Your job is to retype all of the data word for word, leaving every image out.

Some records —
-.-.-
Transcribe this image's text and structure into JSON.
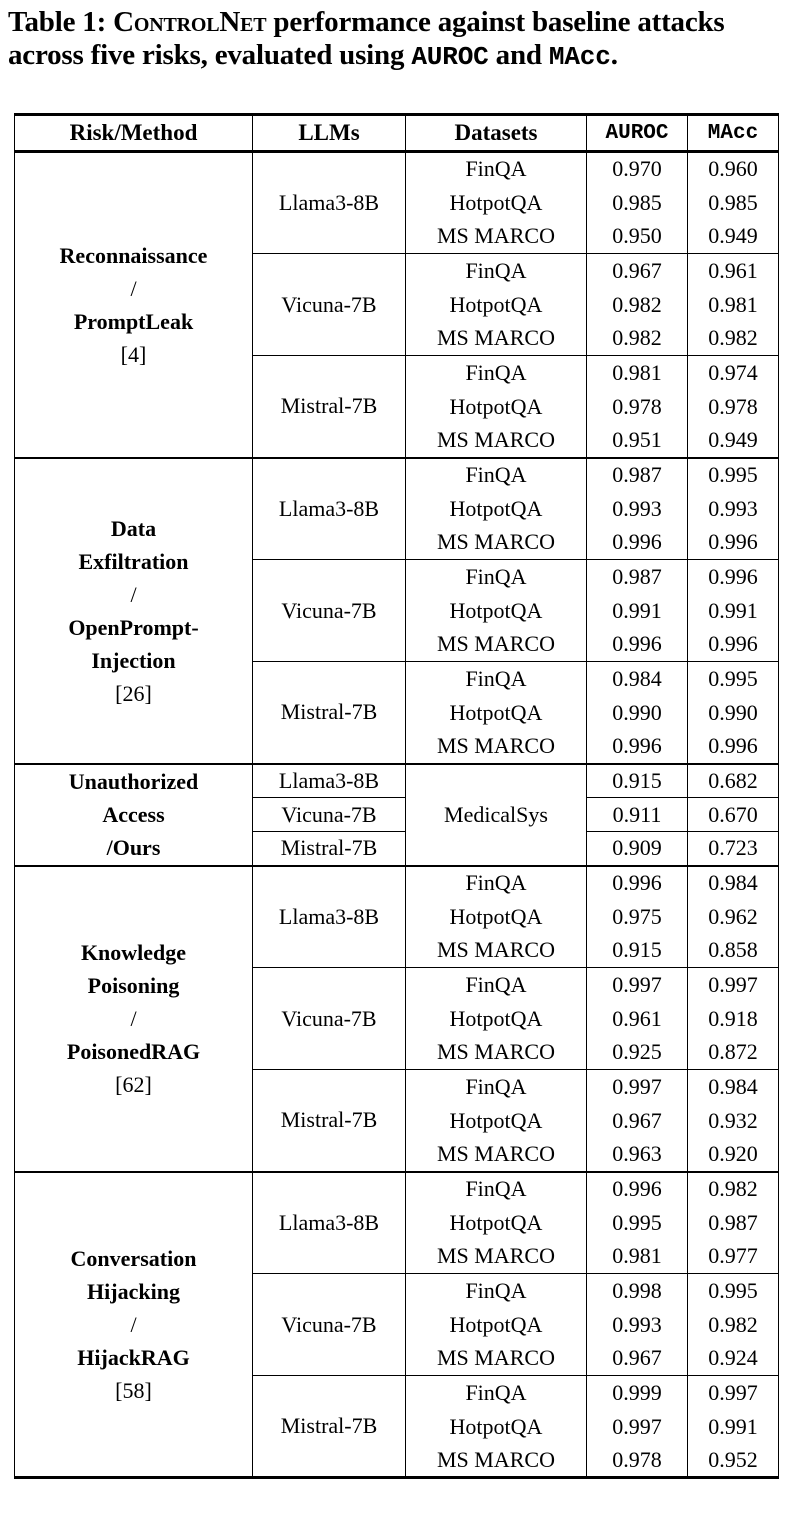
{
  "caption": {
    "line1": {
      "prefix": "Table 1: ",
      "smallcaps": "ControlNet",
      "suffix": " performance against baseline attacks"
    },
    "line2": {
      "prefix": "across five risks, evaluated using ",
      "metric1": "AUROC",
      "mid": " and ",
      "metric2": "MAcc",
      "end": "."
    }
  },
  "table": {
    "headers": [
      "Risk/Method",
      "LLMs",
      "Datasets",
      "AUROC",
      "MAcc"
    ],
    "groups": [
      {
        "risk_lines": [
          {
            "text": "Reconnaissance",
            "bold": true
          },
          {
            "text": "/",
            "bold": false
          },
          {
            "text": "PromptLeak",
            "bold": true
          },
          {
            "text": "[4]",
            "bold": false
          }
        ],
        "blocks": [
          {
            "llm": "Llama3-8B",
            "rows": [
              {
                "dataset": "FinQA",
                "auroc": "0.970",
                "macc": "0.960"
              },
              {
                "dataset": "HotpotQA",
                "auroc": "0.985",
                "macc": "0.985"
              },
              {
                "dataset": "MS MARCO",
                "auroc": "0.950",
                "macc": "0.949"
              }
            ]
          },
          {
            "llm": "Vicuna-7B",
            "rows": [
              {
                "dataset": "FinQA",
                "auroc": "0.967",
                "macc": "0.961"
              },
              {
                "dataset": "HotpotQA",
                "auroc": "0.982",
                "macc": "0.981"
              },
              {
                "dataset": "MS MARCO",
                "auroc": "0.982",
                "macc": "0.982"
              }
            ]
          },
          {
            "llm": "Mistral-7B",
            "rows": [
              {
                "dataset": "FinQA",
                "auroc": "0.981",
                "macc": "0.974"
              },
              {
                "dataset": "HotpotQA",
                "auroc": "0.978",
                "macc": "0.978"
              },
              {
                "dataset": "MS MARCO",
                "auroc": "0.951",
                "macc": "0.949"
              }
            ]
          }
        ]
      },
      {
        "risk_lines": [
          {
            "text": "Data",
            "bold": true
          },
          {
            "text": "Exfiltration",
            "bold": true
          },
          {
            "text": "/",
            "bold": false
          },
          {
            "text": "OpenPrompt-",
            "bold": true
          },
          {
            "text": "Injection",
            "bold": true
          },
          {
            "text": "[26]",
            "bold": false
          }
        ],
        "blocks": [
          {
            "llm": "Llama3-8B",
            "rows": [
              {
                "dataset": "FinQA",
                "auroc": "0.987",
                "macc": "0.995"
              },
              {
                "dataset": "HotpotQA",
                "auroc": "0.993",
                "macc": "0.993"
              },
              {
                "dataset": "MS MARCO",
                "auroc": "0.996",
                "macc": "0.996"
              }
            ]
          },
          {
            "llm": "Vicuna-7B",
            "rows": [
              {
                "dataset": "FinQA",
                "auroc": "0.987",
                "macc": "0.996"
              },
              {
                "dataset": "HotpotQA",
                "auroc": "0.991",
                "macc": "0.991"
              },
              {
                "dataset": "MS MARCO",
                "auroc": "0.996",
                "macc": "0.996"
              }
            ]
          },
          {
            "llm": "Mistral-7B",
            "rows": [
              {
                "dataset": "FinQA",
                "auroc": "0.984",
                "macc": "0.995"
              },
              {
                "dataset": "HotpotQA",
                "auroc": "0.990",
                "macc": "0.990"
              },
              {
                "dataset": "MS MARCO",
                "auroc": "0.996",
                "macc": "0.996"
              }
            ]
          }
        ]
      },
      {
        "risk_lines": [
          {
            "text": "Unauthorized",
            "bold": true
          },
          {
            "text": "Access",
            "bold": true
          },
          {
            "text": "/Ours",
            "bold": true
          }
        ],
        "shared_dataset": "MedicalSys",
        "blocks": [
          {
            "llm": "Llama3-8B",
            "rows": [
              {
                "auroc": "0.915",
                "macc": "0.682"
              }
            ]
          },
          {
            "llm": "Vicuna-7B",
            "rows": [
              {
                "auroc": "0.911",
                "macc": "0.670"
              }
            ]
          },
          {
            "llm": "Mistral-7B",
            "rows": [
              {
                "auroc": "0.909",
                "macc": "0.723"
              }
            ]
          }
        ]
      },
      {
        "risk_lines": [
          {
            "text": "Knowledge",
            "bold": true
          },
          {
            "text": "Poisoning",
            "bold": true
          },
          {
            "text": "/",
            "bold": false
          },
          {
            "text": "PoisonedRAG",
            "bold": true
          },
          {
            "text": "[62]",
            "bold": false
          }
        ],
        "blocks": [
          {
            "llm": "Llama3-8B",
            "rows": [
              {
                "dataset": "FinQA",
                "auroc": "0.996",
                "macc": "0.984"
              },
              {
                "dataset": "HotpotQA",
                "auroc": "0.975",
                "macc": "0.962"
              },
              {
                "dataset": "MS MARCO",
                "auroc": "0.915",
                "macc": "0.858"
              }
            ]
          },
          {
            "llm": "Vicuna-7B",
            "rows": [
              {
                "dataset": "FinQA",
                "auroc": "0.997",
                "macc": "0.997"
              },
              {
                "dataset": "HotpotQA",
                "auroc": "0.961",
                "macc": "0.918"
              },
              {
                "dataset": "MS MARCO",
                "auroc": "0.925",
                "macc": "0.872"
              }
            ]
          },
          {
            "llm": "Mistral-7B",
            "rows": [
              {
                "dataset": "FinQA",
                "auroc": "0.997",
                "macc": "0.984"
              },
              {
                "dataset": "HotpotQA",
                "auroc": "0.967",
                "macc": "0.932"
              },
              {
                "dataset": "MS MARCO",
                "auroc": "0.963",
                "macc": "0.920"
              }
            ]
          }
        ]
      },
      {
        "risk_lines": [
          {
            "text": "Conversation",
            "bold": true
          },
          {
            "text": "Hijacking",
            "bold": true
          },
          {
            "text": "/",
            "bold": false
          },
          {
            "text": "HijackRAG",
            "bold": true
          },
          {
            "text": "[58]",
            "bold": false
          }
        ],
        "blocks": [
          {
            "llm": "Llama3-8B",
            "rows": [
              {
                "dataset": "FinQA",
                "auroc": "0.996",
                "macc": "0.982"
              },
              {
                "dataset": "HotpotQA",
                "auroc": "0.995",
                "macc": "0.987"
              },
              {
                "dataset": "MS MARCO",
                "auroc": "0.981",
                "macc": "0.977"
              }
            ]
          },
          {
            "llm": "Vicuna-7B",
            "rows": [
              {
                "dataset": "FinQA",
                "auroc": "0.998",
                "macc": "0.995"
              },
              {
                "dataset": "HotpotQA",
                "auroc": "0.993",
                "macc": "0.982"
              },
              {
                "dataset": "MS MARCO",
                "auroc": "0.967",
                "macc": "0.924"
              }
            ]
          },
          {
            "llm": "Mistral-7B",
            "rows": [
              {
                "dataset": "FinQA",
                "auroc": "0.999",
                "macc": "0.997"
              },
              {
                "dataset": "HotpotQA",
                "auroc": "0.997",
                "macc": "0.991"
              },
              {
                "dataset": "MS MARCO",
                "auroc": "0.978",
                "macc": "0.952"
              }
            ]
          }
        ]
      }
    ]
  }
}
-.-.-
Exercise response —
Transcribe this image's text and structure into JSON.
{
  "caption": {
    "line1": {
      "prefix": "Table 1: ",
      "smallcaps": "ControlNet",
      "suffix": " performance against baseline attacks"
    },
    "line2": {
      "prefix": "across five risks, evaluated using ",
      "metric1": "AUROC",
      "mid": " and ",
      "metric2": "MAcc",
      "end": "."
    }
  },
  "table": {
    "headers": [
      "Risk/Method",
      "LLMs",
      "Datasets",
      "AUROC",
      "MAcc"
    ],
    "groups": [
      {
        "risk_lines": [
          {
            "text": "Reconnaissance",
            "bold": true
          },
          {
            "text": "/",
            "bold": false
          },
          {
            "text": "PromptLeak",
            "bold": true
          },
          {
            "text": "[4]",
            "bold": false
          }
        ],
        "blocks": [
          {
            "llm": "Llama3-8B",
            "rows": [
              {
                "dataset": "FinQA",
                "auroc": "0.970",
                "macc": "0.960"
              },
              {
                "dataset": "HotpotQA",
                "auroc": "0.985",
                "macc": "0.985"
              },
              {
                "dataset": "MS MARCO",
                "auroc": "0.950",
                "macc": "0.949"
              }
            ]
          },
          {
            "llm": "Vicuna-7B",
            "rows": [
              {
                "dataset": "FinQA",
                "auroc": "0.967",
                "macc": "0.961"
              },
              {
                "dataset": "HotpotQA",
                "auroc": "0.982",
                "macc": "0.981"
              },
              {
                "dataset": "MS MARCO",
                "auroc": "0.982",
                "macc": "0.982"
              }
            ]
          },
          {
            "llm": "Mistral-7B",
            "rows": [
              {
                "dataset": "FinQA",
                "auroc": "0.981",
                "macc": "0.974"
              },
              {
                "dataset": "HotpotQA",
                "auroc": "0.978",
                "macc": "0.978"
              },
              {
                "dataset": "MS MARCO",
                "auroc": "0.951",
                "macc": "0.949"
              }
            ]
          }
        ]
      },
      {
        "risk_lines": [
          {
            "text": "Data",
            "bold": true
          },
          {
            "text": "Exfiltration",
            "bold": true
          },
          {
            "text": "/",
            "bold": false
          },
          {
            "text": "OpenPrompt-",
            "bold": true
          },
          {
            "text": "Injection",
            "bold": true
          },
          {
            "text": "[26]",
            "bold": false
          }
        ],
        "blocks": [
          {
            "llm": "Llama3-8B",
            "rows": [
              {
                "dataset": "FinQA",
                "auroc": "0.987",
                "macc": "0.995"
              },
              {
                "dataset": "HotpotQA",
                "auroc": "0.993",
                "macc": "0.993"
              },
              {
                "dataset": "MS MARCO",
                "auroc": "0.996",
                "macc": "0.996"
              }
            ]
          },
          {
            "llm": "Vicuna-7B",
            "rows": [
              {
                "dataset": "FinQA",
                "auroc": "0.987",
                "macc": "0.996"
              },
              {
                "dataset": "HotpotQA",
                "auroc": "0.991",
                "macc": "0.991"
              },
              {
                "dataset": "MS MARCO",
                "auroc": "0.996",
                "macc": "0.996"
              }
            ]
          },
          {
            "llm": "Mistral-7B",
            "rows": [
              {
                "dataset": "FinQA",
                "auroc": "0.984",
                "macc": "0.995"
              },
              {
                "dataset": "HotpotQA",
                "auroc": "0.990",
                "macc": "0.990"
              },
              {
                "dataset": "MS MARCO",
                "auroc": "0.996",
                "macc": "0.996"
              }
            ]
          }
        ]
      },
      {
        "risk_lines": [
          {
            "text": "Unauthorized",
            "bold": true
          },
          {
            "text": "Access",
            "bold": true
          },
          {
            "text": "/Ours",
            "bold": true
          }
        ],
        "shared_dataset": "MedicalSys",
        "blocks": [
          {
            "llm": "Llama3-8B",
            "rows": [
              {
                "auroc": "0.915",
                "macc": "0.682"
              }
            ]
          },
          {
            "llm": "Vicuna-7B",
            "rows": [
              {
                "auroc": "0.911",
                "macc": "0.670"
              }
            ]
          },
          {
            "llm": "Mistral-7B",
            "rows": [
              {
                "auroc": "0.909",
                "macc": "0.723"
              }
            ]
          }
        ]
      },
      {
        "risk_lines": [
          {
            "text": "Knowledge",
            "bold": true
          },
          {
            "text": "Poisoning",
            "bold": true
          },
          {
            "text": "/",
            "bold": false
          },
          {
            "text": "PoisonedRAG",
            "bold": true
          },
          {
            "text": "[62]",
            "bold": false
          }
        ],
        "blocks": [
          {
            "llm": "Llama3-8B",
            "rows": [
              {
                "dataset": "FinQA",
                "auroc": "0.996",
                "macc": "0.984"
              },
              {
                "dataset": "HotpotQA",
                "auroc": "0.975",
                "macc": "0.962"
              },
              {
                "dataset": "MS MARCO",
                "auroc": "0.915",
                "macc": "0.858"
              }
            ]
          },
          {
            "llm": "Vicuna-7B",
            "rows": [
              {
                "dataset": "FinQA",
                "auroc": "0.997",
                "macc": "0.997"
              },
              {
                "dataset": "HotpotQA",
                "auroc": "0.961",
                "macc": "0.918"
              },
              {
                "dataset": "MS MARCO",
                "auroc": "0.925",
                "macc": "0.872"
              }
            ]
          },
          {
            "llm": "Mistral-7B",
            "rows": [
              {
                "dataset": "FinQA",
                "auroc": "0.997",
                "macc": "0.984"
              },
              {
                "dataset": "HotpotQA",
                "auroc": "0.967",
                "macc": "0.932"
              },
              {
                "dataset": "MS MARCO",
                "auroc": "0.963",
                "macc": "0.920"
              }
            ]
          }
        ]
      },
      {
        "risk_lines": [
          {
            "text": "Conversation",
            "bold": true
          },
          {
            "text": "Hijacking",
            "bold": true
          },
          {
            "text": "/",
            "bold": false
          },
          {
            "text": "HijackRAG",
            "bold": true
          },
          {
            "text": "[58]",
            "bold": false
          }
        ],
        "blocks": [
          {
            "llm": "Llama3-8B",
            "rows": [
              {
                "dataset": "FinQA",
                "auroc": "0.996",
                "macc": "0.982"
              },
              {
                "dataset": "HotpotQA",
                "auroc": "0.995",
                "macc": "0.987"
              },
              {
                "dataset": "MS MARCO",
                "auroc": "0.981",
                "macc": "0.977"
              }
            ]
          },
          {
            "llm": "Vicuna-7B",
            "rows": [
              {
                "dataset": "FinQA",
                "auroc": "0.998",
                "macc": "0.995"
              },
              {
                "dataset": "HotpotQA",
                "auroc": "0.993",
                "macc": "0.982"
              },
              {
                "dataset": "MS MARCO",
                "auroc": "0.967",
                "macc": "0.924"
              }
            ]
          },
          {
            "llm": "Mistral-7B",
            "rows": [
              {
                "dataset": "FinQA",
                "auroc": "0.999",
                "macc": "0.997"
              },
              {
                "dataset": "HotpotQA",
                "auroc": "0.997",
                "macc": "0.991"
              },
              {
                "dataset": "MS MARCO",
                "auroc": "0.978",
                "macc": "0.952"
              }
            ]
          }
        ]
      }
    ]
  }
}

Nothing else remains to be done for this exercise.